Among the lines below, count those with "name". Give only the number.

::::

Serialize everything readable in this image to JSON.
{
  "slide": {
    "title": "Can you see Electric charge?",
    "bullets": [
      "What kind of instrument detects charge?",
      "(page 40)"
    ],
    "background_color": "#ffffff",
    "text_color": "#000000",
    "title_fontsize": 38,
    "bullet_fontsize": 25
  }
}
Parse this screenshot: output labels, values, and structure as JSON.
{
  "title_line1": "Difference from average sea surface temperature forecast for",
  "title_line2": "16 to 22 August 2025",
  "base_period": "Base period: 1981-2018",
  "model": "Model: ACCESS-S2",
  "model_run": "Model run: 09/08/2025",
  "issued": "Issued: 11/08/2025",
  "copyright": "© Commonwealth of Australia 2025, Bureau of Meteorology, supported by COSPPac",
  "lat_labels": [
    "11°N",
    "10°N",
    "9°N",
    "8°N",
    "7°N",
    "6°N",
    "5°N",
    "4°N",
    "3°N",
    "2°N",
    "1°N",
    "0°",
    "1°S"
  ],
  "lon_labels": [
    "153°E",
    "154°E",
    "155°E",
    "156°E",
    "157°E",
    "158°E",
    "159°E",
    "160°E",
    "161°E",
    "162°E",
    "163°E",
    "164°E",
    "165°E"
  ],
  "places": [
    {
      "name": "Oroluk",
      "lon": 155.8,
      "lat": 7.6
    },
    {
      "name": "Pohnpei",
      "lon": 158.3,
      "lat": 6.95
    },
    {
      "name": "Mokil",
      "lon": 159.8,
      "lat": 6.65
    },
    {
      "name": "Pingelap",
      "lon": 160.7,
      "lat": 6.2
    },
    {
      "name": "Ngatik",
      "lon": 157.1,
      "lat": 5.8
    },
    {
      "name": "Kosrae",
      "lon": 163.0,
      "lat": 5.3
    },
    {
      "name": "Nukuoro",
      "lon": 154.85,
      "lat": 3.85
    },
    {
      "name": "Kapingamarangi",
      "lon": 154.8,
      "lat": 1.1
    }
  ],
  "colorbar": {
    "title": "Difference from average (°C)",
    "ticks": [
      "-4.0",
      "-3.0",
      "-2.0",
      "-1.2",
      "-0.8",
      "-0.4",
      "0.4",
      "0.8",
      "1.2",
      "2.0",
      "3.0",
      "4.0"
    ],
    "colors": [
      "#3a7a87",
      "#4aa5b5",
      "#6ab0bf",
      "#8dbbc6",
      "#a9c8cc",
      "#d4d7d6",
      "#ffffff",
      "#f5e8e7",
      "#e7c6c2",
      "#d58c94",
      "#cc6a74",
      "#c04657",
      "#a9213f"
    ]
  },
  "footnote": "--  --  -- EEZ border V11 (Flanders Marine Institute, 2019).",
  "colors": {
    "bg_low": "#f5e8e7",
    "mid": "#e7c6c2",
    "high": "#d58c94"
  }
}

::::

Solution to this problem
8